Stated task:
Print each line of the listing once more, precisely as given.

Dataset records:
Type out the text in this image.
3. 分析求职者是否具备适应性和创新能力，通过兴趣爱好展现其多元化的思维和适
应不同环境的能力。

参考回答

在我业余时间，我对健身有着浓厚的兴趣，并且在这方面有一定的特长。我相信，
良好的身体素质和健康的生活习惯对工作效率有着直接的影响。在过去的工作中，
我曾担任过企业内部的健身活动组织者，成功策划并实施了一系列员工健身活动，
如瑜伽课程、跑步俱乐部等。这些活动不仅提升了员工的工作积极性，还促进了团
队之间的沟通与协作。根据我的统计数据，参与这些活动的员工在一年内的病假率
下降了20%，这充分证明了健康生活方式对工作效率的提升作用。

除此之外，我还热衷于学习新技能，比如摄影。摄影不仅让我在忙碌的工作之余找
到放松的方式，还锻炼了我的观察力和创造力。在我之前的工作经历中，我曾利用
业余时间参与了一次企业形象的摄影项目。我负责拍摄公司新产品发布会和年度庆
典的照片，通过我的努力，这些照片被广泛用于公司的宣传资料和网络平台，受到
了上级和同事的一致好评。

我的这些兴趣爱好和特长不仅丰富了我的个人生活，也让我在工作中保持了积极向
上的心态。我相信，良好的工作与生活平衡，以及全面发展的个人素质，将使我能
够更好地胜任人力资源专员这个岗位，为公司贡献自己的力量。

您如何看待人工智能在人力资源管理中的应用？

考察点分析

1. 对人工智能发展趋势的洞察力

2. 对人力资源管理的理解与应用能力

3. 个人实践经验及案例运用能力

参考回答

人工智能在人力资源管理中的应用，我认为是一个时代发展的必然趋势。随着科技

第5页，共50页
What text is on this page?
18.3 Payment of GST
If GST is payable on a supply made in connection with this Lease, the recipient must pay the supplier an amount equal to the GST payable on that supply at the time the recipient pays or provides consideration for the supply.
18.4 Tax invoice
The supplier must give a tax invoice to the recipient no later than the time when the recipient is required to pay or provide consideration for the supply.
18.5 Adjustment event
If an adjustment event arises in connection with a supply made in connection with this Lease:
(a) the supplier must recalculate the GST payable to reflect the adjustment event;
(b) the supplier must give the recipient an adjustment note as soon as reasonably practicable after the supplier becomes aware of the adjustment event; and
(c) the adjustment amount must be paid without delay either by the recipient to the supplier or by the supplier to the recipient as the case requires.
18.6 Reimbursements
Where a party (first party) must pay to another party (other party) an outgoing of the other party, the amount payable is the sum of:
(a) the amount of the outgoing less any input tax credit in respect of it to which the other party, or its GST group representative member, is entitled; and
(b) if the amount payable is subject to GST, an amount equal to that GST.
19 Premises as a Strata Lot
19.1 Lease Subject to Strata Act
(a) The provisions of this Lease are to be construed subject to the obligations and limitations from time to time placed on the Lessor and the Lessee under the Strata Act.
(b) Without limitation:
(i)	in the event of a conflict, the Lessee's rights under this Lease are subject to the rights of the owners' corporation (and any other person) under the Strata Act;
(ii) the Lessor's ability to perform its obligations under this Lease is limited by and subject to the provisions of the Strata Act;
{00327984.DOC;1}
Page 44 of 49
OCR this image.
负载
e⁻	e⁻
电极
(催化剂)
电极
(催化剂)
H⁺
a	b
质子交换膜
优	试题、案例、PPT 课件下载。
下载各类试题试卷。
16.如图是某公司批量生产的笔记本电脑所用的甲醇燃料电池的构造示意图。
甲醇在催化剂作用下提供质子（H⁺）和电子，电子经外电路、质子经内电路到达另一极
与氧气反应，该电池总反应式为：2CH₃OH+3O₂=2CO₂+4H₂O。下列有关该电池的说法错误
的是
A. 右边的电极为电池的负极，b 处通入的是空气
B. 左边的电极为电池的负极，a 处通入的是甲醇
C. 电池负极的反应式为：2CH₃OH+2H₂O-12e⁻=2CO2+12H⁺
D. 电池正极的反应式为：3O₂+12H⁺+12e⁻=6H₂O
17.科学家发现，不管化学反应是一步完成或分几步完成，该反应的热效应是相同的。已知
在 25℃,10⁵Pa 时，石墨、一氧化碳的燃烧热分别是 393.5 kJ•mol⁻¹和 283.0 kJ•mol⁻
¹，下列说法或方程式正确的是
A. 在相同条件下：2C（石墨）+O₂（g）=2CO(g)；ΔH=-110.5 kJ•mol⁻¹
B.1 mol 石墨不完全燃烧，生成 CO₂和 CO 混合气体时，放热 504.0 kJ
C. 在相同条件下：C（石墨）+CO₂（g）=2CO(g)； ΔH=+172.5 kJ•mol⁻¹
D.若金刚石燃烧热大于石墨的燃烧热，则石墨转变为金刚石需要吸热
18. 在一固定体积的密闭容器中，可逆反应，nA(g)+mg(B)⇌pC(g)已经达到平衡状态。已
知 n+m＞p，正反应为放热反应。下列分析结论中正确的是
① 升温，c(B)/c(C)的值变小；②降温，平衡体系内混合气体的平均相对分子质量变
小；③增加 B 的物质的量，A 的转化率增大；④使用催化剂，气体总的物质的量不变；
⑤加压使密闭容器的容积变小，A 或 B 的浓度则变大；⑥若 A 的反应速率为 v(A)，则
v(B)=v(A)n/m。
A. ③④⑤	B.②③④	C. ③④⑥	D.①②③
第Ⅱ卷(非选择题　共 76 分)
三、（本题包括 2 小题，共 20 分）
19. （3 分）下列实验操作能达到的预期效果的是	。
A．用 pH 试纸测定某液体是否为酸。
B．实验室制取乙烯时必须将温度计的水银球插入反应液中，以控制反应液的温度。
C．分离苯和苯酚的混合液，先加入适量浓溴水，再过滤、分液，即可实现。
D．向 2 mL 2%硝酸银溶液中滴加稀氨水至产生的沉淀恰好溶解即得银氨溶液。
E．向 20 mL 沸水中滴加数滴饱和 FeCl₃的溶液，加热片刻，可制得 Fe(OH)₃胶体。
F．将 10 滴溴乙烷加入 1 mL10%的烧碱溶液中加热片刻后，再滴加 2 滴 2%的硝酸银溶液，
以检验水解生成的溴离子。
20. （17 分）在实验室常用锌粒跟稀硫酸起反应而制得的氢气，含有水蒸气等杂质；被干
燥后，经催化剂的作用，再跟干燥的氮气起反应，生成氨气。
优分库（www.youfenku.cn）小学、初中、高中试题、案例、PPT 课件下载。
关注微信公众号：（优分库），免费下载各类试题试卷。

Result for this task:
Type out the text in this image.
3. 分析求职者是否具备适应性和创新能力，通过兴趣爱好展现其多元化的思维和适
应不同环境的能力。

参考回答

在我业余时间，我对健身有着浓厚的兴趣，并且在这方面有一定的特长。我相信，
良好的身体素质和健康的生活习惯对工作效率有着直接的影响。在过去的工作中，
我曾担任过企业内部的健身活动组织者，成功策划并实施了一系列员工健身活动，
如瑜伽课程、跑步俱乐部等。这些活动不仅提升了员工的工作积极性，还促进了团
队之间的沟通与协作。根据我的统计数据，参与这些活动的员工在一年内的病假率
下降了20%，这充分证明了健康生活方式对工作效率的提升作用。

除此之外，我还热衷于学习新技能，比如摄影。摄影不仅让我在忙碌的工作之余找
到放松的方式，还锻炼了我的观察力和创造力。在我之前的工作经历中，我曾利用
业余时间参与了一次企业形象的摄影项目。我负责拍摄公司新产品发布会和年度庆
典的照片，通过我的努力，这些照片被广泛用于公司的宣传资料和网络平台，受到
了上级和同事的一致好评。

我的这些兴趣爱好和特长不仅丰富了我的个人生活，也让我在工作中保持了积极向
上的心态。我相信，良好的工作与生活平衡，以及全面发展的个人素质，将使我能
够更好地胜任人力资源专员这个岗位，为公司贡献自己的力量。

您如何看待人工智能在人力资源管理中的应用？

考察点分析

1. 对人工智能发展趋势的洞察力

2. 对人力资源管理的理解与应用能力

3. 个人实践经验及案例运用能力

参考回答

人工智能在人力资源管理中的应用，我认为是一个时代发展的必然趋势。随着科技

第5页，共50页
What text is on this page?
18.3 Payment of GST
If GST is payable on a supply made in connection with this Lease, the recipient must pay the supplier an amount equal to the GST payable on that supply at the time the recipient pays or provides consideration for the supply.
18.4 Tax invoice
The supplier must give a tax invoice to the recipient no later than the time when the recipient is required to pay or provide consideration for the supply.
18.5 Adjustment event
If an adjustment event arises in connection with a supply made in connection with this Lease:
(a) the supplier must recalculate the GST payable to reflect the adjustment event;
(b) the supplier must give the recipient an adjustment note as soon as reasonably practicable after the supplier becomes aware of the adjustment event; and
(c) the adjustment amount must be paid without delay either by the recipient to the supplier or by the supplier to the recipient as the case requires.
18.6 Reimbursements
Where a party (first party) must pay to another party (other party) an outgoing of the other party, the amount payable is the sum of:
(a) the amount of the outgoing less any input tax credit in respect of it to which the other party, or its GST group representative member, is entitled; and
(b) if the amount payable is subject to GST, an amount equal to that GST.
19 Premises as a Strata Lot
19.1 Lease Subject to Strata Act
(a) The provisions of this Lease are to be construed subject to the obligations and limitations from time to time placed on the Lessor and the Lessee under the Strata Act.
(b) Without limitation:
(i)	in the event of a conflict, the Lessee's rights under this Lease are subject to the rights of the owners' corporation (and any other person) under the Strata Act;
(ii) the Lessor's ability to perform its obligations under this Lease is limited by and subject to the provisions of the Strata Act;
{00327984.DOC;1}
Page 44 of 49
OCR this image.
负载
e⁻	e⁻
电极
(催化剂)
电极
(催化剂)
H⁺
a	b
质子交换膜
优	试题、案例、PPT 课件下载。
下载各类试题试卷。
16.如图是某公司批量生产的笔记本电脑所用的甲醇燃料电池的构造示意图。
甲醇在催化剂作用下提供质子（H⁺）和电子，电子经外电路、质子经内电路到达另一极
与氧气反应，该电池总反应式为：2CH₃OH+3O₂=2CO₂+4H₂O。下列有关该电池的说法错误
的是
A. 右边的电极为电池的负极，b 处通入的是空气
B. 左边的电极为电池的负极，a 处通入的是甲醇
C. 电池负极的反应式为：2CH₃OH+2H₂O-12e⁻=2CO2+12H⁺
D. 电池正极的反应式为：3O₂+12H⁺+12e⁻=6H₂O
17.科学家发现，不管化学反应是一步完成或分几步完成，该反应的热效应是相同的。已知
在 25℃,10⁵Pa 时，石墨、一氧化碳的燃烧热分别是 393.5 kJ•mol⁻¹和 283.0 kJ•mol⁻
¹，下列说法或方程式正确的是
A. 在相同条件下：2C（石墨）+O₂（g）=2CO(g)；ΔH=-110.5 kJ•mol⁻¹
B.1 mol 石墨不完全燃烧，生成 CO₂和 CO 混合气体时，放热 504.0 kJ
C. 在相同条件下：C（石墨）+CO₂（g）=2CO(g)； ΔH=+172.5 kJ•mol⁻¹
D.若金刚石燃烧热大于石墨的燃烧热，则石墨转变为金刚石需要吸热
18. 在一固定体积的密闭容器中，可逆反应，nA(g)+mg(B)⇌pC(g)已经达到平衡状态。已
知 n+m＞p，正反应为放热反应。下列分析结论中正确的是
① 升温，c(B)/c(C)的值变小；②降温，平衡体系内混合气体的平均相对分子质量变
小；③增加 B 的物质的量，A 的转化率增大；④使用催化剂，气体总的物质的量不变；
⑤加压使密闭容器的容积变小，A 或 B 的浓度则变大；⑥若 A 的反应速率为 v(A)，则
v(B)=v(A)n/m。
A. ③④⑤	B.②③④	C. ③④⑥	D.①②③
第Ⅱ卷(非选择题　共 76 分)
三、（本题包括 2 小题，共 20 分）
19. （3 分）下列实验操作能达到的预期效果的是	。
A．用 pH 试纸测定某液体是否为酸。
B．实验室制取乙烯时必须将温度计的水银球插入反应液中，以控制反应液的温度。
C．分离苯和苯酚的混合液，先加入适量浓溴水，再过滤、分液，即可实现。
D．向 2 mL 2%硝酸银溶液中滴加稀氨水至产生的沉淀恰好溶解即得银氨溶液。
E．向 20 mL 沸水中滴加数滴饱和 FeCl₃的溶液，加热片刻，可制得 Fe(OH)₃胶体。
F．将 10 滴溴乙烷加入 1 mL10%的烧碱溶液中加热片刻后，再滴加 2 滴 2%的硝酸银溶液，
以检验水解生成的溴离子。
20. （17 分）在实验室常用锌粒跟稀硫酸起反应而制得的氢气，含有水蒸气等杂质；被干
燥后，经催化剂的作用，再跟干燥的氮气起反应，生成氨气。
优分库（www.youfenku.cn）小学、初中、高中试题、案例、PPT 课件下载。
关注微信公众号：（优分库），免费下载各类试题试卷。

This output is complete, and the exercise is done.